● EXERCISE:
Quote the lines below from the one containing "Output the text content of this document." to the final line, both ends included; exclude the pictures.
— Start MATERIAL SHOWN —
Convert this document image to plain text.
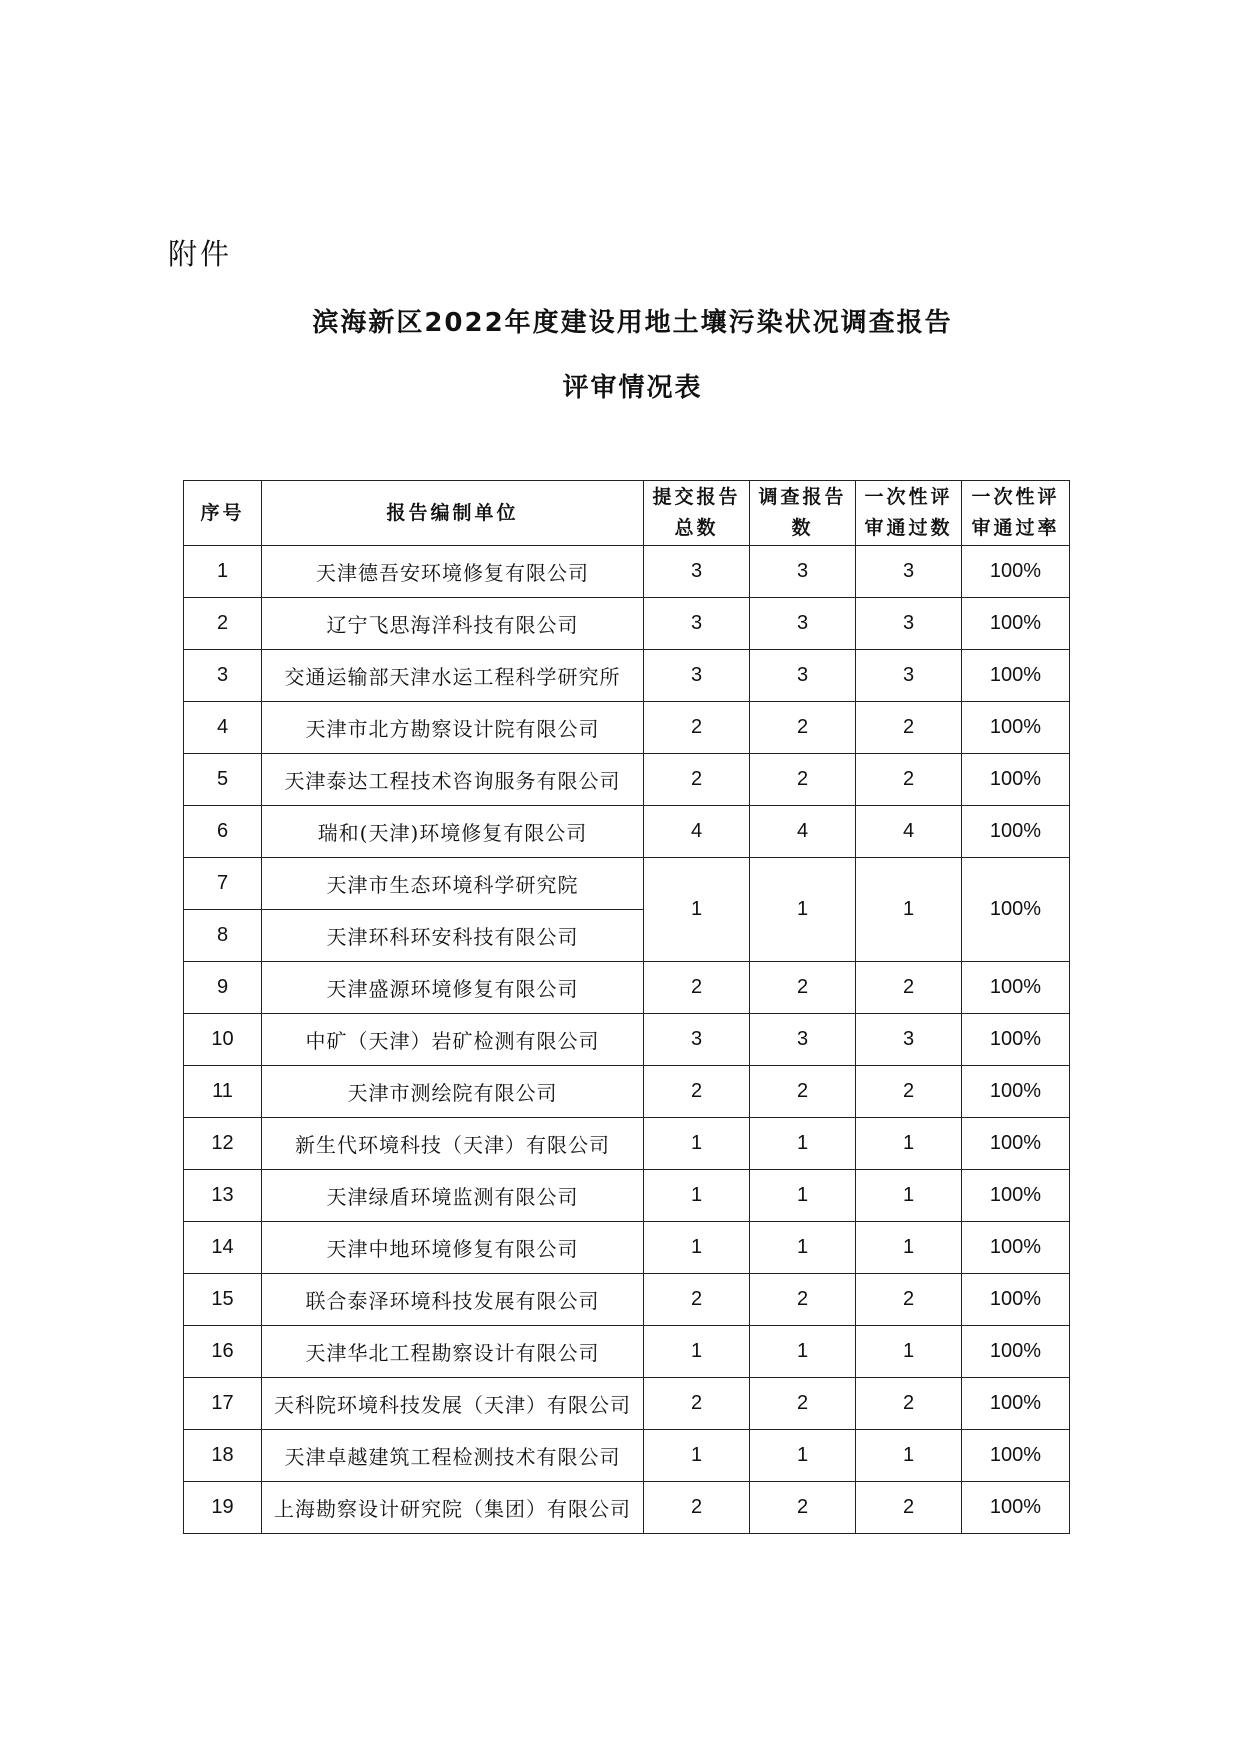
附件
滨海新区2022年度建设用地土壤污染状况调查报告
评审情况表
序号	报告编制单位	提交报告总数	调查报告数	一次性评审通过数	一次性评审通过率
1	天津德吾安环境修复有限公司	3	3	3	100%
2	辽宁飞思海洋科技有限公司	3	3	3	100%
3	交通运输部天津水运工程科学研究所	3	3	3	100%
4	天津市北方勘察设计院有限公司	2	2	2	100%
5	天津泰达工程技术咨询服务有限公司	2	2	2	100%
6	瑞和(天津)环境修复有限公司	4	4	4	100%
7	天津市生态环境科学研究院	1	1	1	100%
8	天津环科环安科技有限公司				
9	天津盛源环境修复有限公司	2	2	2	100%
10	中矿（天津）岩矿检测有限公司	3	3	3	100%
11	天津市测绘院有限公司	2	2	2	100%
12	新生代环境科技（天津）有限公司	1	1	1	100%
13	天津绿盾环境监测有限公司	1	1	1	100%
14	天津中地环境修复有限公司	1	1	1	100%
15	联合泰泽环境科技发展有限公司	2	2	2	100%
16	天津华北工程勘察设计有限公司	1	1	1	100%
17	天科院环境科技发展（天津）有限公司	2	2	2	100%
18	天津卓越建筑工程检测技术有限公司	1	1	1	100%
19	上海勘察设计研究院（集团）有限公司	2	2	2	100%
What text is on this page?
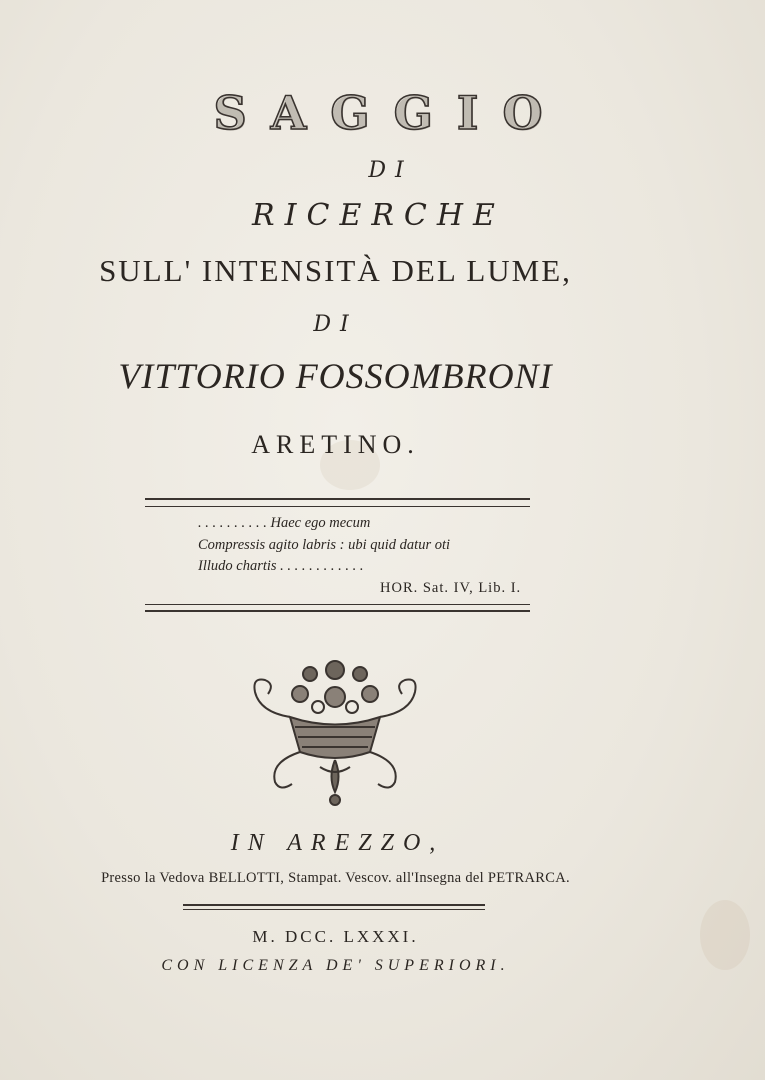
SAGGIO
DI
RICERCHE
SULL' INTENSITÀ DEL LUME,
DI
VITTORIO FOSSOMBRONI
ARETINO.
. . . . . . . . . . Haec ego mecum
Compressis agito labris : ubi quid datur oti
Illudo chartis . . . . . . . . . . . .
HOR. Sat. IV, Lib. I.
IN AREZZO,
Presso la Vedova BELLOTTI, Stampat. Vescov. all'Insegna del PETRARCA.
M. DCC. LXXXI.
CON LICENZA DE' SUPERIORI.
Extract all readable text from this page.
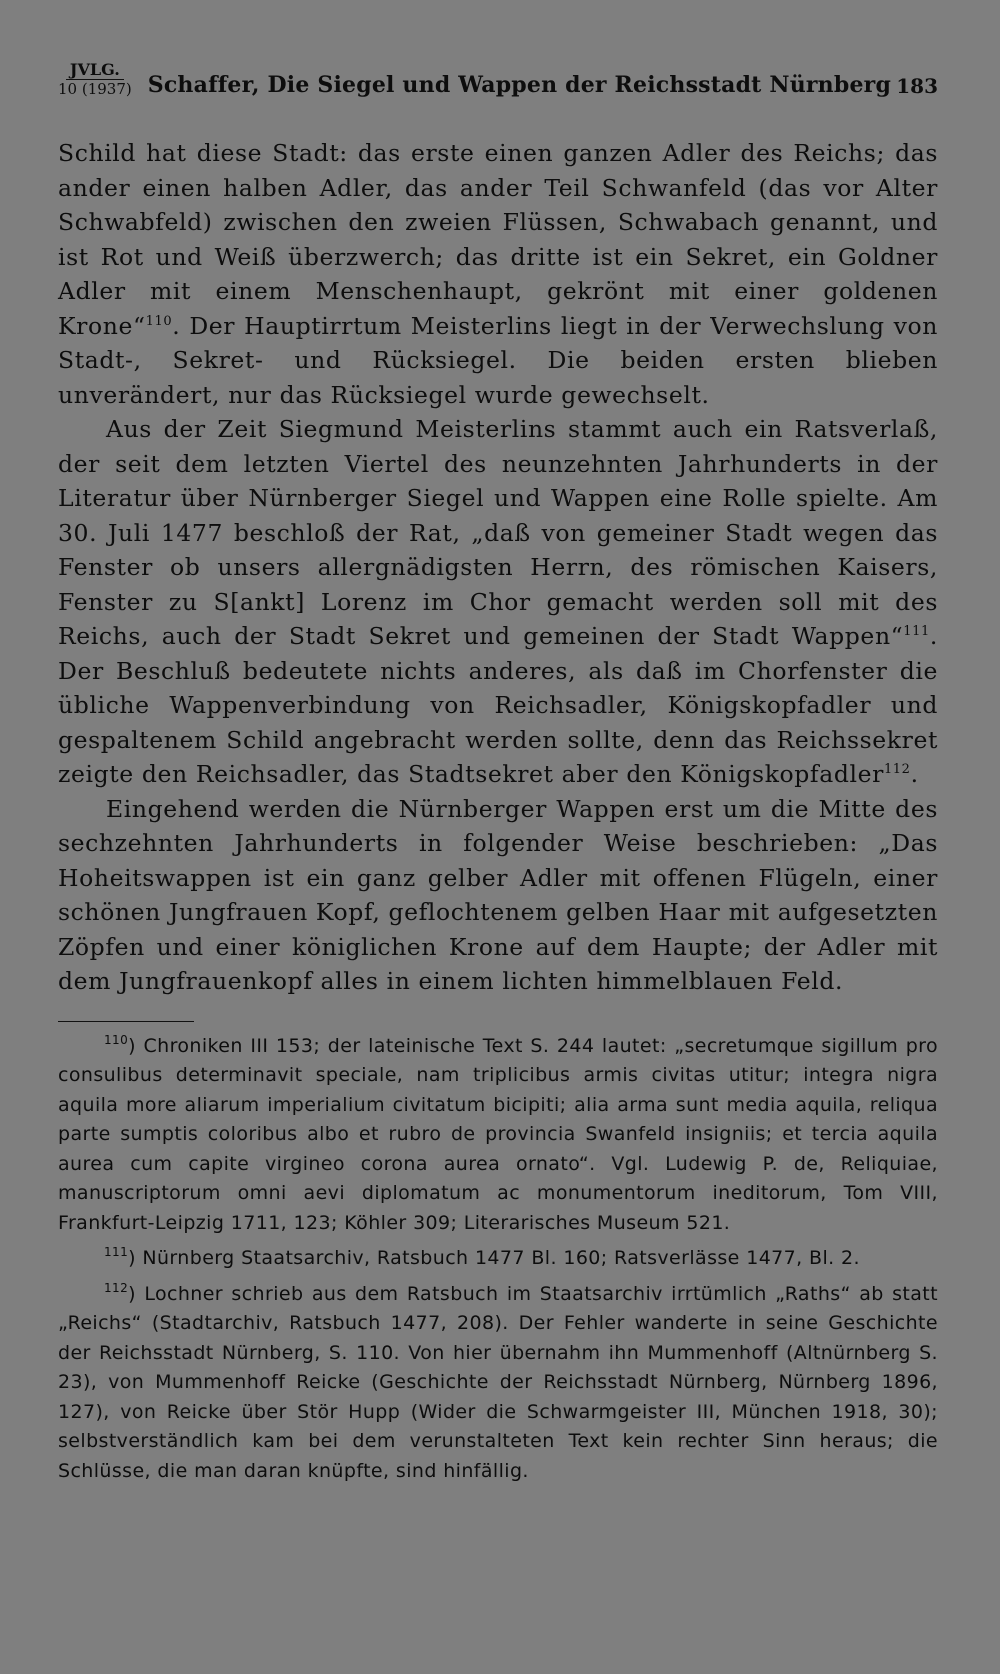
JVLG.
10 (1937) Schaffer, Die Siegel und Wappen der Reichsstadt Nürnberg 183

Schild hat diese Stadt: das erste einen ganzen Adler des Reichs; das ander einen halben Adler, das ander Teil Schwanfeld (das vor Alter Schwabfeld) zwischen den zweien Flüssen, Schwabach genannt, und ist Rot und Weiß überzwerch; das dritte ist ein Sekret, ein Goldner Adler mit einem Menschenhaupt, gekrönt mit einer goldenen Krone“$^{110}$. Der Hauptirrtum Meisterlins liegt in der Verwechslung von Stadt-, Sekret- und Rücksiegel. Die beiden ersten blieben unverändert, nur das Rücksiegel wurde gewechselt.

Aus der Zeit Siegmund Meisterlins stammt auch ein Ratsverlaß, der seit dem letzten Viertel des neunzehnten Jahrhunderts in der Literatur über Nürnberger Siegel und Wappen eine Rolle spielte. Am 30. Juli 1477 beschloß der Rat, „daß von gemeiner Stadt wegen das Fenster ob unsers allergnädigsten Herrn, des römischen Kaisers, Fenster zu S[ankt] Lorenz im Chor gemacht werden soll mit des Reichs, auch der Stadt Sekret und gemeinen der Stadt Wappen“$^{111}$. Der Beschluß bedeutete nichts anderes, als daß im Chorfenster die übliche Wappenverbindung von Reichsadler, Königskopfadler und gespaltenem Schild angebracht werden sollte, denn das Reichssekret zeigte den Reichsadler, das Stadtsekret aber den Königskopfadler$^{112}$.

Eingehend werden die Nürnberger Wappen erst um die Mitte des sechzehnten Jahrhunderts in folgender Weise beschrieben: „Das Hoheitswappen ist ein ganz gelber Adler mit offenen Flügeln, einer schönen Jungfrauen Kopf, geflochtenem gelben Haar mit aufgesetzten Zöpfen und einer königlichen Krone auf dem Haupte; der Adler mit dem Jungfrauenkopf alles in einem lichten himmelblauen Feld.

$^{110}$) Chroniken III 153; der lateinische Text S. 244 lautet: „secretumque sigillum pro consulibus determinavit speciale, nam triplicibus armis civitas utitur; integra nigra aquila more aliarum imperialium civitatum bicipiti; alia arma sunt media aquila, reliqua parte sumptis coloribus albo et rubro de provincia Swanfeld insigniis; et tercia aquila aurea cum capite virgineo corona aurea ornato“. Vgl. Ludewig P. de, Reliquiae, manuscriptorum omni aevi diplomatum ac monumentorum ineditorum, Tom VIII, Frankfurt-Leipzig 1711, 123; Köhler 309; Literarisches Museum 521.

$^{111}$) Nürnberg Staatsarchiv, Ratsbuch 1477 Bl. 160; Ratsverlässe 1477, Bl. 2.

$^{112}$) Lochner schrieb aus dem Ratsbuch im Staatsarchiv irrtümlich „Raths“ ab statt „Reichs“ (Stadtarchiv, Ratsbuch 1477, 208). Der Fehler wanderte in seine Geschichte der Reichsstadt Nürnberg, S. 110. Von hier übernahm ihn Mummenhoff (Altnürnberg S. 23), von Mummenhoff Reicke (Geschichte der Reichsstadt Nürnberg, Nürnberg 1896, 127), von Reicke über Stör Hupp (Wider die Schwarmgeister III, München 1918, 30); selbstverständlich kam bei dem verunstalteten Text kein rechter Sinn heraus; die Schlüsse, die man daran knüpfte, sind hinfällig.
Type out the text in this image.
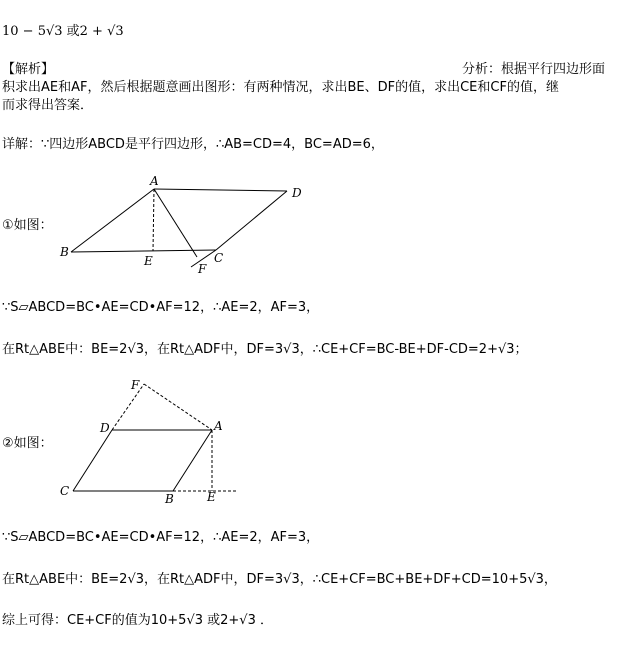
10 − 5√3 或2 + √3
【解析】	分析：根据平行四边形面
积求出AE和AF，然后根据题意画出图形：有两种情况，求出BE、DF的值，求出CE和CF的值，继
而求得出答案．
详解：∵四边形ABCD是平行四边形，∴AB=CD=4，BC=AD=6，
①如图：
A
D
B
E	C
F
∵S▱ABCD=BC•AE=CD•AF=12，∴AE=2，AF=3，
在Rt△ABE中：BE=2√3，在Rt△ADF中，DF=3√3，∴CE+CF=BC-BE+DF-CD=2+√3；
②如图：
F
D	A
C
B	E
∵S▱ABCD=BC•AE=CD•AF=12，∴AE=2，AF=3，
在Rt△ABE中：BE=2√3，在Rt△ADF中，DF=3√3，∴CE+CF=BC+BE+DF+CD=10+5√3，
综上可得：CE+CF的值为10+5√3 或2+√3 ．
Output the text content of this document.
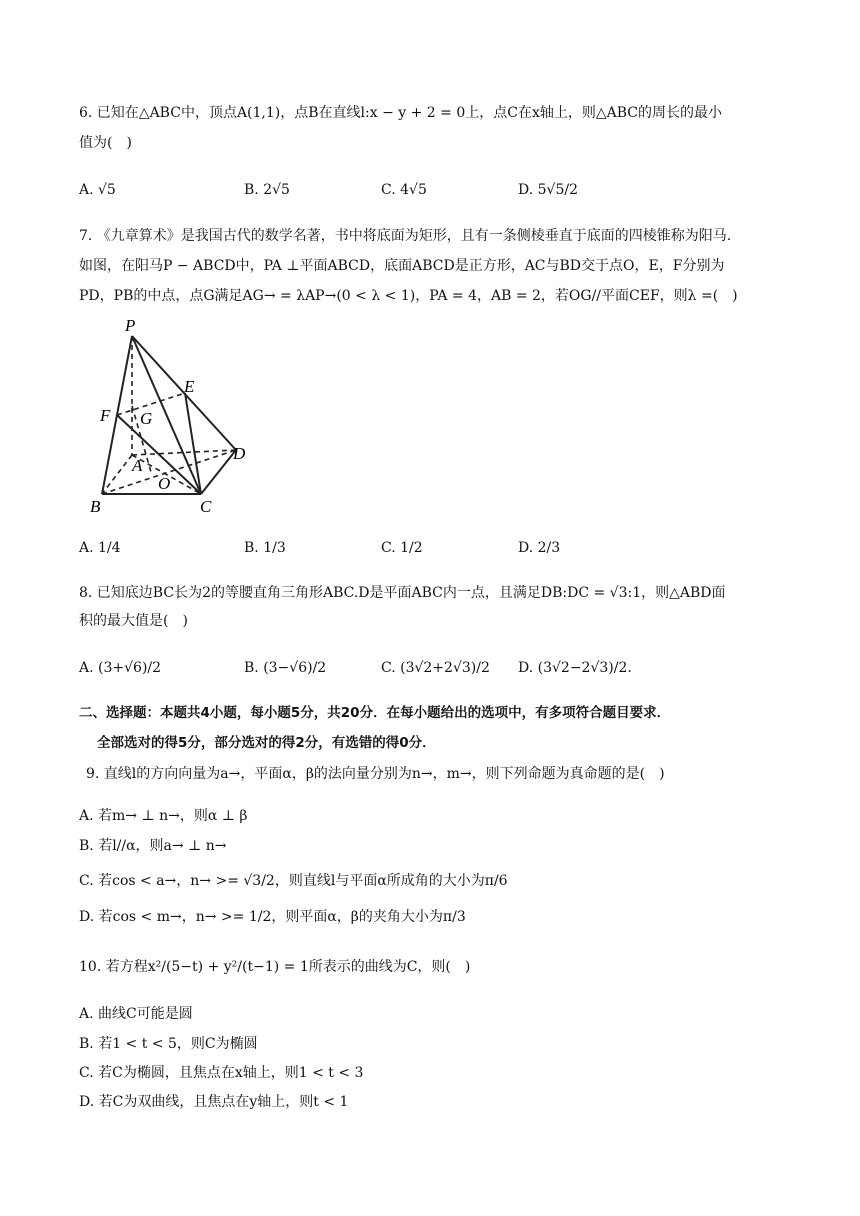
6. 已知在△ABC中，顶点A(1,1)，点B在直线l:x − y + 2 = 0上，点C在x轴上，则△ABC的周长的最小
值为(　)
A. √5	B. 2√5	C. 4√5	D. 5√5/2
7. 《九章算术》是我国古代的数学名著，书中将底面为矩形，且有一条侧棱垂直于底面的四棱锥称为阳马.
如图，在阳马P − ABCD中，PA ⊥平面ABCD，底面ABCD是正方形，AC与BD交于点O，E，F分别为
PD，PB的中点，点G满足AG→ = λAP→(0 < λ < 1)，PA = 4，AB = 2，若OG//平面CEF，则λ =(　)
P
E
F G
D
A
O
B	C
A. 1/4	B. 1/3	C. 1/2	D. 2/3
8. 已知底边BC长为2的等腰直角三角形ABC.D是平面ABC内一点，且满足DB:DC = √3:1，则△ABD面
积的最大值是(　)
A. (3+√6)/2	B. (3−√6)/2	C. (3√2+2√3)/2 D. (3√2−2√3)/2.
二、选择题：本题共4小题，每小题5分，共20分．在每小题给出的选项中，有多项符合题目要求．
全部选对的得5分，部分选对的得2分，有选错的得0分．
9. 直线l的方向向量为a→，平面α，β的法向量分别为n→，m→，则下列命题为真命题的是(　)
A. 若m→ ⊥ n→，则α ⊥ β
B. 若l//α，则a→ ⊥ n→
C. 若cos < a→，n→ >= √3/2，则直线l与平面α所成角的大小为π/6
D. 若cos < m→，n→ >= 1/2，则平面α，β的夹角大小为π/3
10. 若方程x²/(5−t) + y²/(t−1) = 1所表示的曲线为C，则(　)
A. 曲线C可能是圆
B. 若1 < t < 5，则C为椭圆
C. 若C为椭圆，且焦点在x轴上，则1 < t < 3
D. 若C为双曲线，且焦点在y轴上，则t < 1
— End MATERIAL SHOWN —
● RESULT FOR THIS TASK:
Output the text content of this document.
6. 已知在△ABC中，顶点A(1,1)，点B在直线l:x − y + 2 = 0上，点C在x轴上，则△ABC的周长的最小
值为(　)
A. √5	B. 2√5	C. 4√5	D. 5√5/2
7. 《九章算术》是我国古代的数学名著，书中将底面为矩形，且有一条侧棱垂直于底面的四棱锥称为阳马.
如图，在阳马P − ABCD中，PA ⊥平面ABCD，底面ABCD是正方形，AC与BD交于点O，E，F分别为
PD，PB的中点，点G满足AG→ = λAP→(0 < λ < 1)，PA = 4，AB = 2，若OG//平面CEF，则λ =(　)
P
E
F G
D
A
O
B	C
A. 1/4	B. 1/3	C. 1/2	D. 2/3
8. 已知底边BC长为2的等腰直角三角形ABC.D是平面ABC内一点，且满足DB:DC = √3:1，则△ABD面
积的最大值是(　)
A. (3+√6)/2	B. (3−√6)/2	C. (3√2+2√3)/2 D. (3√2−2√3)/2.
二、选择题：本题共4小题，每小题5分，共20分．在每小题给出的选项中，有多项符合题目要求．
全部选对的得5分，部分选对的得2分，有选错的得0分．
9. 直线l的方向向量为a→，平面α，β的法向量分别为n→，m→，则下列命题为真命题的是(　)
A. 若m→ ⊥ n→，则α ⊥ β
B. 若l//α，则a→ ⊥ n→
C. 若cos < a→，n→ >= √3/2，则直线l与平面α所成角的大小为π/6
D. 若cos < m→，n→ >= 1/2，则平面α，β的夹角大小为π/3
10. 若方程x²/(5−t) + y²/(t−1) = 1所表示的曲线为C，则(　)
A. 曲线C可能是圆
B. 若1 < t < 5，则C为椭圆
C. 若C为椭圆，且焦点在x轴上，则1 < t < 3
D. 若C为双曲线，且焦点在y轴上，则t < 1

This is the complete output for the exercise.